GIVEN TASK: In the entries below, start with the line containing "Itemize the components" and go through the line containing "dialog-footer: OK <box>203 229 403 276</box>". Give those lines, and only those, as a numbered list with blank lines left out.

DATA LINES:
====
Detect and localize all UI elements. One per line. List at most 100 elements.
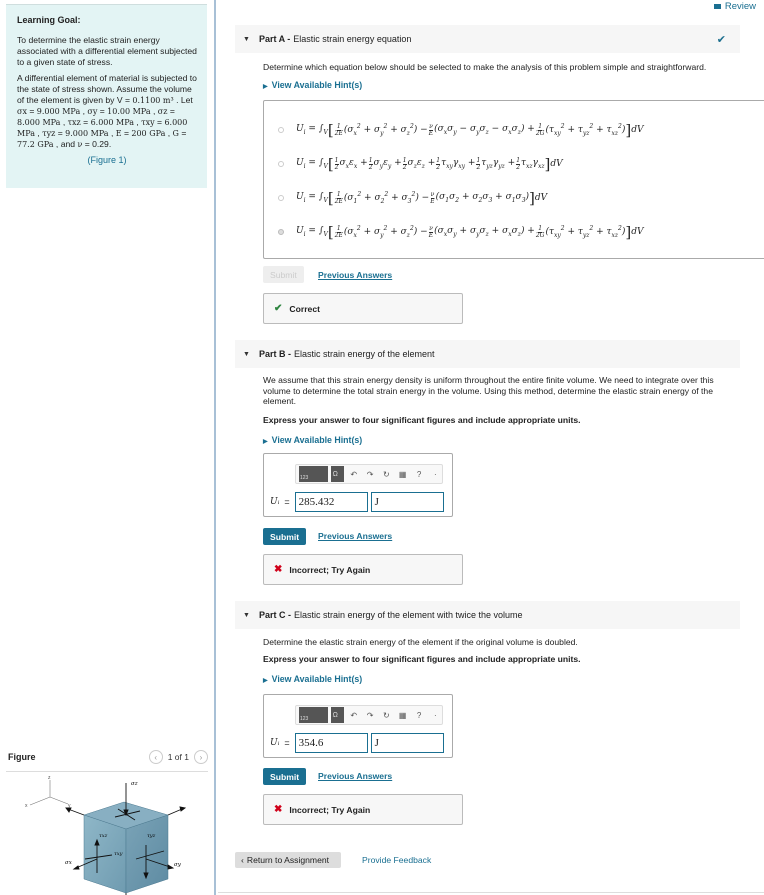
====
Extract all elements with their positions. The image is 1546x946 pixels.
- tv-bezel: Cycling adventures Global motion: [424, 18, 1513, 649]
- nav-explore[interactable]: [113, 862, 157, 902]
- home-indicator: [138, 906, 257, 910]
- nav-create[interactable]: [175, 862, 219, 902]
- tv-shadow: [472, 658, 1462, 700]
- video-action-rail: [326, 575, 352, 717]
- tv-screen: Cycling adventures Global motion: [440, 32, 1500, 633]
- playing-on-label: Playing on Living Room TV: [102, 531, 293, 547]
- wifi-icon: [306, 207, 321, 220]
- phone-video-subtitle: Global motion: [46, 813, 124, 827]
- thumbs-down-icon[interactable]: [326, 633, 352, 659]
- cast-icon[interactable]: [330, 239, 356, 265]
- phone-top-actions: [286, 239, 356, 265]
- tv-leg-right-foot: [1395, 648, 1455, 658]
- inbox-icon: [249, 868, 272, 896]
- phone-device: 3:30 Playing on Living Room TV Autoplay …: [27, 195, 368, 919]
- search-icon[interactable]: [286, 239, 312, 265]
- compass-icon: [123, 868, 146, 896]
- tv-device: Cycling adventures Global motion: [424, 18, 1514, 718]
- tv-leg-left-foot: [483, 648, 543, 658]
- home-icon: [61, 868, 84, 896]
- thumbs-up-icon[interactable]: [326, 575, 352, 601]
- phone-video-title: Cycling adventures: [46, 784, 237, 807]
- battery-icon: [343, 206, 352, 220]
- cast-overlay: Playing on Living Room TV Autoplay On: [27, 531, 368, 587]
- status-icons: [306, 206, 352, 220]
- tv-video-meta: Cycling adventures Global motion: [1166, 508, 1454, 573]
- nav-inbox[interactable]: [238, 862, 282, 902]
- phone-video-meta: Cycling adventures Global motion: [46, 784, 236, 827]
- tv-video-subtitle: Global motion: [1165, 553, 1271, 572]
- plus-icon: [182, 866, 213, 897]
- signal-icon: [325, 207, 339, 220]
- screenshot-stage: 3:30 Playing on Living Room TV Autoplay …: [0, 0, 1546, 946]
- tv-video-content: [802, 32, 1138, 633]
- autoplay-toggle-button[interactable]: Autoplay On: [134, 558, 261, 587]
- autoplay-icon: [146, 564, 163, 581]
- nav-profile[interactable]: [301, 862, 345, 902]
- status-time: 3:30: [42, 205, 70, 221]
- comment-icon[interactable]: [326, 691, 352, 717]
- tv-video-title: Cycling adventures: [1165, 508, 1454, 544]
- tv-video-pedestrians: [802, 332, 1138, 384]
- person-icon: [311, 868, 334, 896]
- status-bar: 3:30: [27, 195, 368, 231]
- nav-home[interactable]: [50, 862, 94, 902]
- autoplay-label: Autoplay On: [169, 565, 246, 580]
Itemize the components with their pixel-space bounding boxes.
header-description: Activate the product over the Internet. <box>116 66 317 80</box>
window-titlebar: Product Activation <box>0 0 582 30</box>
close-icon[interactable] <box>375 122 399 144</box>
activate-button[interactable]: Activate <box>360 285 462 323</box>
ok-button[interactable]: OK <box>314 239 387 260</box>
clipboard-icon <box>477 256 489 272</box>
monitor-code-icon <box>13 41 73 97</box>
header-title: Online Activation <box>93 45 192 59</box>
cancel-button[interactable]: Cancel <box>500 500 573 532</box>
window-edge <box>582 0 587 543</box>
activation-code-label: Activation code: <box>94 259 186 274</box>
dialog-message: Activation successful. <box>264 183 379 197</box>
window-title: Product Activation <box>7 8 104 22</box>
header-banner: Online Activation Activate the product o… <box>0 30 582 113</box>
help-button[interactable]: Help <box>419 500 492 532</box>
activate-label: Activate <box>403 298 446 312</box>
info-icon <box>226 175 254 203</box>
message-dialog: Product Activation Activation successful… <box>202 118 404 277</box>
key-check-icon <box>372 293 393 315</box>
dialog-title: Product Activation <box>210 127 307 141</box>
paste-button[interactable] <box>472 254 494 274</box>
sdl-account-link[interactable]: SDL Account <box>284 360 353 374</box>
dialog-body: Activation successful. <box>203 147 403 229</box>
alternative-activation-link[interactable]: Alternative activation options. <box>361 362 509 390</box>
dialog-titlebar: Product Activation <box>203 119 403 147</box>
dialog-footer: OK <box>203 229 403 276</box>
====
THE ANSWER:
1. Itemize the components with their pixel-space bounding boxes.
2. header-description: Activate the product over the Internet. <box>116 66 317 80</box>
3. window-titlebar: Product Activation <box>0 0 582 30</box>
4. close-icon[interactable] <box>375 122 399 144</box>
5. activate-button[interactable]: Activate <box>360 285 462 323</box>
6. ok-button[interactable]: OK <box>314 239 387 260</box>
7. clipboard-icon <box>477 256 489 272</box>
8. monitor-code-icon <box>13 41 73 97</box>
9. header-title: Online Activation <box>93 45 192 59</box>
10. cancel-button[interactable]: Cancel <box>500 500 573 532</box>
11. window-edge <box>582 0 587 543</box>
12. activation-code-label: Activation code: <box>94 259 186 274</box>
13. dialog-message: Activation successful. <box>264 183 379 197</box>
14. window-title: Product Activation <box>7 8 104 22</box>
15. header-banner: Online Activation Activate the product o… <box>0 30 582 113</box>
16. help-button[interactable]: Help <box>419 500 492 532</box>
17. activate-label: Activate <box>403 298 446 312</box>
18. info-icon <box>226 175 254 203</box>
19. message-dialog: Product Activation Activation successful… <box>202 118 404 277</box>
20. key-check-icon <box>372 293 393 315</box>
21. dialog-title: Product Activation <box>210 127 307 141</box>
22. paste-button[interactable] <box>472 254 494 274</box>
23. sdl-account-link[interactable]: SDL Account <box>284 360 353 374</box>
24. dialog-body: Activation successful. <box>203 147 403 229</box>
25. alternative-activation-link[interactable]: Alternative activation options. <box>361 362 509 390</box>
26. dialog-titlebar: Product Activation <box>203 119 403 147</box>
27. dialog-footer: OK <box>203 229 403 276</box>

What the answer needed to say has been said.